### What the exercise asks
All entries must be repeated exactly; do not include the pictures.

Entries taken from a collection
··········
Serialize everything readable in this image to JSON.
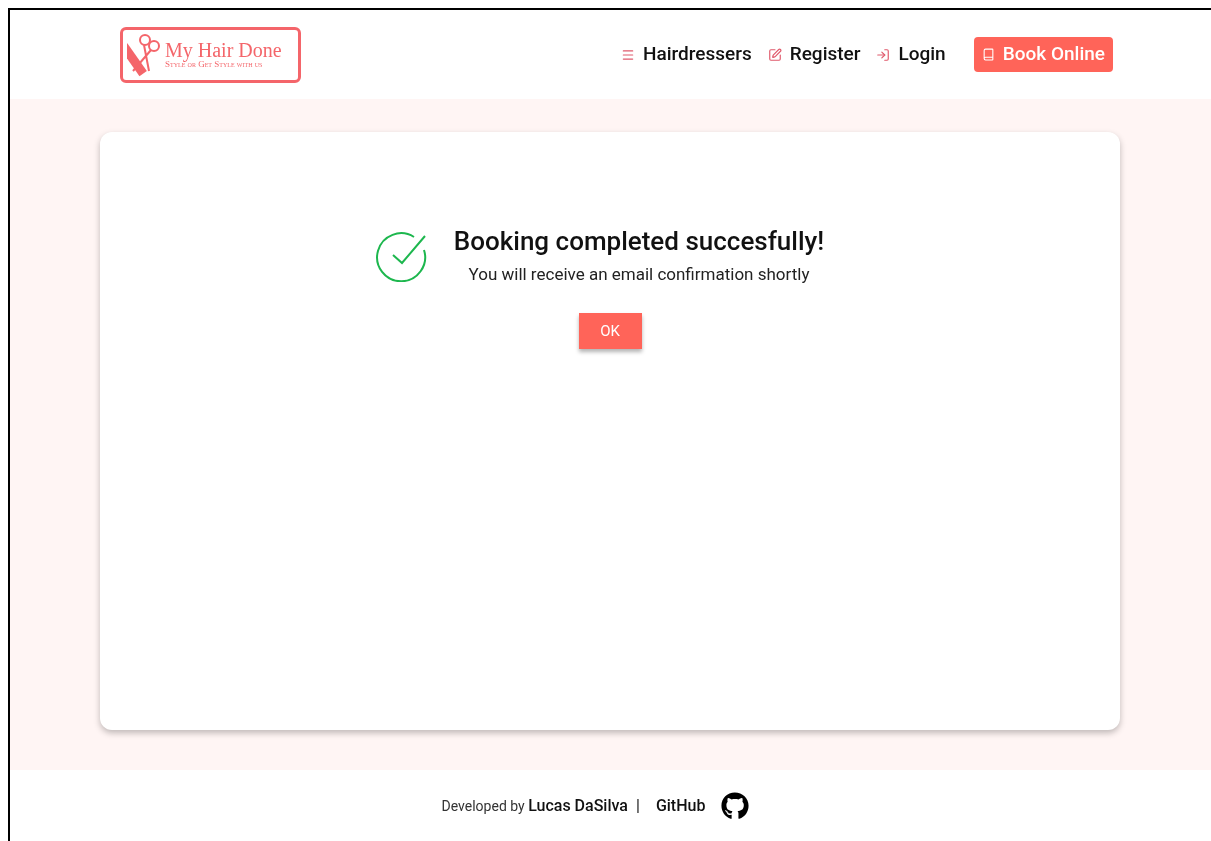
{
  "logo": {
    "title": "My Hair Done",
    "tagline": "Style or Get Style with us"
  },
  "nav": [
    {
      "kind": "list",
      "label": "Hairdressers"
    },
    {
      "kind": "edit",
      "label": "Register"
    },
    {
      "kind": "login",
      "label": "Login"
    },
    {
      "kind": "book",
      "label": "Book Online"
    }
  ],
  "message": {
    "title": "Booking completed succesfully!",
    "subtitle": "You will receive an email confirmation shortly",
    "button": "OK"
  },
  "footer": {
    "prefix": "Developed by",
    "author": "Lucas DaSilva",
    "separator": "|",
    "link": "GitHub"
  }
}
··········
### Solution below
Serialize everything readable in this image to JSON.
{
  "logo": {
    "title": "My Hair Done",
    "tagline": "Style or Get Style with us"
  },
  "nav": [
    {
      "kind": "list",
      "label": "Hairdressers"
    },
    {
      "kind": "edit",
      "label": "Register"
    },
    {
      "kind": "login",
      "label": "Login"
    },
    {
      "kind": "book",
      "label": "Book Online"
    }
  ],
  "message": {
    "title": "Booking completed succesfully!",
    "subtitle": "You will receive an email confirmation shortly",
    "button": "OK"
  },
  "footer": {
    "prefix": "Developed by",
    "author": "Lucas DaSilva",
    "separator": "|",
    "link": "GitHub"
  }
}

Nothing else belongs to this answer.